What is expected: Pick out all lines of the entries that include the word "JSON" and copy them.

Information given:
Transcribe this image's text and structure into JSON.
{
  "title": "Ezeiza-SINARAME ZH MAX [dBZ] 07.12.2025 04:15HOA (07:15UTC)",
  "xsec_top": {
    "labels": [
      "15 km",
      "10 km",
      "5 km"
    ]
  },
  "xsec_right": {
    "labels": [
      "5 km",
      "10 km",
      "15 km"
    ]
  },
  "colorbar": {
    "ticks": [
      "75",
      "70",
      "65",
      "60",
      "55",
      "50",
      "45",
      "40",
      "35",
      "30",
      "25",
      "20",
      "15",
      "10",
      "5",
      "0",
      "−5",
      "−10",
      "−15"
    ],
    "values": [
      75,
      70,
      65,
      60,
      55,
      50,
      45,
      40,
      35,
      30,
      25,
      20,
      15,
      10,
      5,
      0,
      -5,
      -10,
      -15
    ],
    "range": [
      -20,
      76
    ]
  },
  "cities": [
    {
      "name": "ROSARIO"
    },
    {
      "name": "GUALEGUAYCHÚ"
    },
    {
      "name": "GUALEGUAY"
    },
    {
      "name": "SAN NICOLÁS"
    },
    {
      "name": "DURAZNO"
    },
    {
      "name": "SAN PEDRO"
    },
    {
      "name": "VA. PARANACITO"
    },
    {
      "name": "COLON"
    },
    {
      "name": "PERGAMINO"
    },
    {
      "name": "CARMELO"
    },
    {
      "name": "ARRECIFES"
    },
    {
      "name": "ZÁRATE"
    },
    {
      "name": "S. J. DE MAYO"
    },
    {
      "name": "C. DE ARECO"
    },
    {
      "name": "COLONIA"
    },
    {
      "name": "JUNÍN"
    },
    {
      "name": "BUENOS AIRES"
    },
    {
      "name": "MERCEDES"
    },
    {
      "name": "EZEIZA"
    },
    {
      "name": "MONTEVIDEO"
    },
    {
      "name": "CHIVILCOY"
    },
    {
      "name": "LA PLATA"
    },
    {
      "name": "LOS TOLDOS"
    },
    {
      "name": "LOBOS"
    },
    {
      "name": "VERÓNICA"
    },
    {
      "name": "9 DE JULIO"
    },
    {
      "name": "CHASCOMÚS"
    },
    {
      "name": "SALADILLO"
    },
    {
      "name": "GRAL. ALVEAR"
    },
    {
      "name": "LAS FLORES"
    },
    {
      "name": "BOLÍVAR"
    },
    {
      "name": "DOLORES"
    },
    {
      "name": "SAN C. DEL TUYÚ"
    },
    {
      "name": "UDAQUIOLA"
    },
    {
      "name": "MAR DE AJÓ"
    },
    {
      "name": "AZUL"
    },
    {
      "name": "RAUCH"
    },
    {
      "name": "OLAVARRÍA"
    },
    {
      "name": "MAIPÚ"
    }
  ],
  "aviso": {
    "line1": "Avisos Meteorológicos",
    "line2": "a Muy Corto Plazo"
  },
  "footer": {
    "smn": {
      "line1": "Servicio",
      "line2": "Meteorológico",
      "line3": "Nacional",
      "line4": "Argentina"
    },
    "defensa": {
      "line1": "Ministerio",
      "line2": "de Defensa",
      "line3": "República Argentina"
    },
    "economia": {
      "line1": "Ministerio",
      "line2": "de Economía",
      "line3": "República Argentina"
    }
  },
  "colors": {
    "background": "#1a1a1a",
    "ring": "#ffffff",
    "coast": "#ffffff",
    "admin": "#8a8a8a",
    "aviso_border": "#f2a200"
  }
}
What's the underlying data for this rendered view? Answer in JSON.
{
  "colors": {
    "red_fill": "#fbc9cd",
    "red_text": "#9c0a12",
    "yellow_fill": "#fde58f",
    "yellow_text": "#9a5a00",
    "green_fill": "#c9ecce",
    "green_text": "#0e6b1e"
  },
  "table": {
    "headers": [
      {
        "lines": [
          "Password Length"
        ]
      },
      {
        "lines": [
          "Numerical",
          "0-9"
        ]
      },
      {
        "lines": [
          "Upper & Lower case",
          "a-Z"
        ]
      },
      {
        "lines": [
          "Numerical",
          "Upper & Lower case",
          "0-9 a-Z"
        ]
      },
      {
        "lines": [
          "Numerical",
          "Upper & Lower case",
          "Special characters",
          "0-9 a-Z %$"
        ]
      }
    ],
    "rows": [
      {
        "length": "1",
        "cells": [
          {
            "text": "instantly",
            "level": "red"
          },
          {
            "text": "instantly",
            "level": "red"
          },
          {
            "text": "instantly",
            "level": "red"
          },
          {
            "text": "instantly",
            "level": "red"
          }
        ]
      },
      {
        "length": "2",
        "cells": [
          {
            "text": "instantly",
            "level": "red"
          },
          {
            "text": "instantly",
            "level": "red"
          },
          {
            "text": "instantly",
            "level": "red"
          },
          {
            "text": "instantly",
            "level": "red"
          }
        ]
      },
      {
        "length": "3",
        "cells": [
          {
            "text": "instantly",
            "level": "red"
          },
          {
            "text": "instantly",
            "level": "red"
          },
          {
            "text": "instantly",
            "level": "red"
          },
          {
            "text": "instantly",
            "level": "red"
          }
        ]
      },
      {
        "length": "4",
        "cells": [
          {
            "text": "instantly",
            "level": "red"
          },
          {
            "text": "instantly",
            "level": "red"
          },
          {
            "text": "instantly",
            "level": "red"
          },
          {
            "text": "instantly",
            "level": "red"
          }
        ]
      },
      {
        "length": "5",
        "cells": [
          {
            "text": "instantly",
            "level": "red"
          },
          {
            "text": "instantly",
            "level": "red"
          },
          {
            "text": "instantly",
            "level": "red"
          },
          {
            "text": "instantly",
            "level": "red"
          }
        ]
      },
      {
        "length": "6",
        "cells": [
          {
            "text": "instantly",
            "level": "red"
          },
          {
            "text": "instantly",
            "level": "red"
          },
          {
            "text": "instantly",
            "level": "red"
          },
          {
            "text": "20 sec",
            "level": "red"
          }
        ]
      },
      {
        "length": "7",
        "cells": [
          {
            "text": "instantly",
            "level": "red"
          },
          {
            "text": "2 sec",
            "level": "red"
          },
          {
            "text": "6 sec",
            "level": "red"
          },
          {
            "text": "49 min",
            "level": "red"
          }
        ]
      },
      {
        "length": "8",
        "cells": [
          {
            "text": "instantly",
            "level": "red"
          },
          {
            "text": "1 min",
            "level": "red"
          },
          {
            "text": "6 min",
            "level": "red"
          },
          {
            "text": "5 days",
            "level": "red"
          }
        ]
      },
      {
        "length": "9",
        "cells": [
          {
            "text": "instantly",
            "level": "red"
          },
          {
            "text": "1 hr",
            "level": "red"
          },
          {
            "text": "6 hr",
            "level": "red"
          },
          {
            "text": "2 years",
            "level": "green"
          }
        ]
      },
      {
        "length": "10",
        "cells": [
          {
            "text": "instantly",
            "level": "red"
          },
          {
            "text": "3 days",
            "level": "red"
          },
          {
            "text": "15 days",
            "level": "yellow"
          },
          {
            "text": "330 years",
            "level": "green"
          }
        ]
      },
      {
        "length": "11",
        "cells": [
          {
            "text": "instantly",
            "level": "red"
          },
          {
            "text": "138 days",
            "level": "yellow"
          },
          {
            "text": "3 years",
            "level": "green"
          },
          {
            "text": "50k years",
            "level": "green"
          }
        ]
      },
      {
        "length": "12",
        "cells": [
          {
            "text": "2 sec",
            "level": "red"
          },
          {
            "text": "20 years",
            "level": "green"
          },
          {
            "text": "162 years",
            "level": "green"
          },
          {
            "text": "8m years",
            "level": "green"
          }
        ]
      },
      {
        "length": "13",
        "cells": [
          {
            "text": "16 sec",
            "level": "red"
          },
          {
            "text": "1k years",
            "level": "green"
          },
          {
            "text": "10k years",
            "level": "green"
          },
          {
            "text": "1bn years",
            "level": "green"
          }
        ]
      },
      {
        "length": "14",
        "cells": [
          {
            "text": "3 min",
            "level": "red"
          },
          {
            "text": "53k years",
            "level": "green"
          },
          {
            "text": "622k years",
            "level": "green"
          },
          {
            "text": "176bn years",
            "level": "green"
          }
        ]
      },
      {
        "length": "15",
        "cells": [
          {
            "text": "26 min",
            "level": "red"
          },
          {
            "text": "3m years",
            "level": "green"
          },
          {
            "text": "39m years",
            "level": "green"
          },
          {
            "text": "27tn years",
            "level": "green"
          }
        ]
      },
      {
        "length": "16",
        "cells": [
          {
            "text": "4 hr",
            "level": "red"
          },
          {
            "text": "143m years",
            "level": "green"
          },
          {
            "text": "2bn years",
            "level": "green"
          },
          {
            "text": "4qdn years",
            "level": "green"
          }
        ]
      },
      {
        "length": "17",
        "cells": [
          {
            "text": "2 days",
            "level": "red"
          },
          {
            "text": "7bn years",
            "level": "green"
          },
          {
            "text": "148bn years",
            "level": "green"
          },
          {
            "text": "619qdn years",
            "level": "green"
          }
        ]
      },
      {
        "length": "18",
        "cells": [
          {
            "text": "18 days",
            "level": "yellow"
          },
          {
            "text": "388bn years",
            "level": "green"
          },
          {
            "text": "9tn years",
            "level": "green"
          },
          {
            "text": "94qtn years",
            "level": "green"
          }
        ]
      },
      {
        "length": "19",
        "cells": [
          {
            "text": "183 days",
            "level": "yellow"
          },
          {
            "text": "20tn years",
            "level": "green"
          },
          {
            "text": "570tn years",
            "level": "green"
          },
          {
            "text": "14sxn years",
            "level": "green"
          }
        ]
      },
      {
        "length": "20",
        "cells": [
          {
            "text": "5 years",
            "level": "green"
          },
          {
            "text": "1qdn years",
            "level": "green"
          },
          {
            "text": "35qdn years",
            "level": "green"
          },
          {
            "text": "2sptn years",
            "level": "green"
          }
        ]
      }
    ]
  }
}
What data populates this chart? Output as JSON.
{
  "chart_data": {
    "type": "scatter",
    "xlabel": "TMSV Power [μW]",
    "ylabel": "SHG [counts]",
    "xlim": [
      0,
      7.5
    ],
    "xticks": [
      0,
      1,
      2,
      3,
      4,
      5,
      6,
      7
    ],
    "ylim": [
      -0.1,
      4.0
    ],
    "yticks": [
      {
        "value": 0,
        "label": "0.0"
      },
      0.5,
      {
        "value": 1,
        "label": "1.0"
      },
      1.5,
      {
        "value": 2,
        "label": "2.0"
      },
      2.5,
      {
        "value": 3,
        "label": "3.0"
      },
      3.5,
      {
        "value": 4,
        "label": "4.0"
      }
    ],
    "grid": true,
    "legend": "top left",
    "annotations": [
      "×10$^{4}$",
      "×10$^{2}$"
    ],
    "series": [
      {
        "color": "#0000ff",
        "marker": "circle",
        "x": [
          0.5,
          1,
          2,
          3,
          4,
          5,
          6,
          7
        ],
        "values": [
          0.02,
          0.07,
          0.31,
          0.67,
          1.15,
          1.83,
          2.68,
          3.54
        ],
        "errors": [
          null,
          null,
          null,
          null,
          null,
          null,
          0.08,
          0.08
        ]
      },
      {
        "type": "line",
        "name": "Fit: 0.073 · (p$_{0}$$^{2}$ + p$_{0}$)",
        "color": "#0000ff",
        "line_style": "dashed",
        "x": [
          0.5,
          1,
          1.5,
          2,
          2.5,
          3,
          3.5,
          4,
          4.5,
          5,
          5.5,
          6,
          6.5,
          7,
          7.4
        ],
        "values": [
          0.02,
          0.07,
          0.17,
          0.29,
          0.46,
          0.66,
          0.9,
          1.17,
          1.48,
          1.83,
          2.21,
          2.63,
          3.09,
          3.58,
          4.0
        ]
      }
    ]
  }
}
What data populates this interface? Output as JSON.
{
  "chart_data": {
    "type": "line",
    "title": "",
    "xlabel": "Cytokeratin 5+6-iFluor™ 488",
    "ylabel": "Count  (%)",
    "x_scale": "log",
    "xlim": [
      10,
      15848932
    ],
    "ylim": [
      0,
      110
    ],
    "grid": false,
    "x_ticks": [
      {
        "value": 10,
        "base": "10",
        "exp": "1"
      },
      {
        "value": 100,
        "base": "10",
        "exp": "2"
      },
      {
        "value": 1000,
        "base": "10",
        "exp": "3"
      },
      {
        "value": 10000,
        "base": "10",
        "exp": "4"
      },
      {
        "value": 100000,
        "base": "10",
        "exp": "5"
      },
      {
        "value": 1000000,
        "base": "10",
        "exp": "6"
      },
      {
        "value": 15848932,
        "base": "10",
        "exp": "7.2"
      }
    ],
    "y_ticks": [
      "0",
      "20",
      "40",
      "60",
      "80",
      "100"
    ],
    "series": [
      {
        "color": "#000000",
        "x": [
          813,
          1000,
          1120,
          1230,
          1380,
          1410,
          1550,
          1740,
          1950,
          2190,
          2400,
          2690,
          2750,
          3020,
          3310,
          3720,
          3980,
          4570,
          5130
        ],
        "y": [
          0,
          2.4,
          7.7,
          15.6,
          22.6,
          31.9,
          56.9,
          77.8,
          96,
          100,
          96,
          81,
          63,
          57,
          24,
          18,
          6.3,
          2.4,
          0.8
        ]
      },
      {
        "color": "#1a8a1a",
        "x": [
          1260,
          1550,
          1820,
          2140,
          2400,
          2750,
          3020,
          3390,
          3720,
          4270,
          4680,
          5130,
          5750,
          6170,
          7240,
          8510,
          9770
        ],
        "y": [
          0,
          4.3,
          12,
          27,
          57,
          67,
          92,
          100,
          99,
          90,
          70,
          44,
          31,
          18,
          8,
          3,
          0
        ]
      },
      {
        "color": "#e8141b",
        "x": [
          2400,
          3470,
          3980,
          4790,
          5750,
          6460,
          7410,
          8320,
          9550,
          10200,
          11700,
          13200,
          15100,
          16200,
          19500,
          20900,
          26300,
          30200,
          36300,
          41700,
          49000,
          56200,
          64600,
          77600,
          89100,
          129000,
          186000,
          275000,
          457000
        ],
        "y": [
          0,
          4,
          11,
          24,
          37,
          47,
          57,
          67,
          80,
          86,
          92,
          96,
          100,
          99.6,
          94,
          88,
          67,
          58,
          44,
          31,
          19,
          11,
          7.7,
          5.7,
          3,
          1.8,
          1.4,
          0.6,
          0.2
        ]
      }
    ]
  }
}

Answer to this exercise:
Transcribe this image's text and structure into JSON.
What's the underlying data for this rendered view? Answer in JSON.
What data populates this chart? Output as JSON.
What data populates this interface? Output as JSON.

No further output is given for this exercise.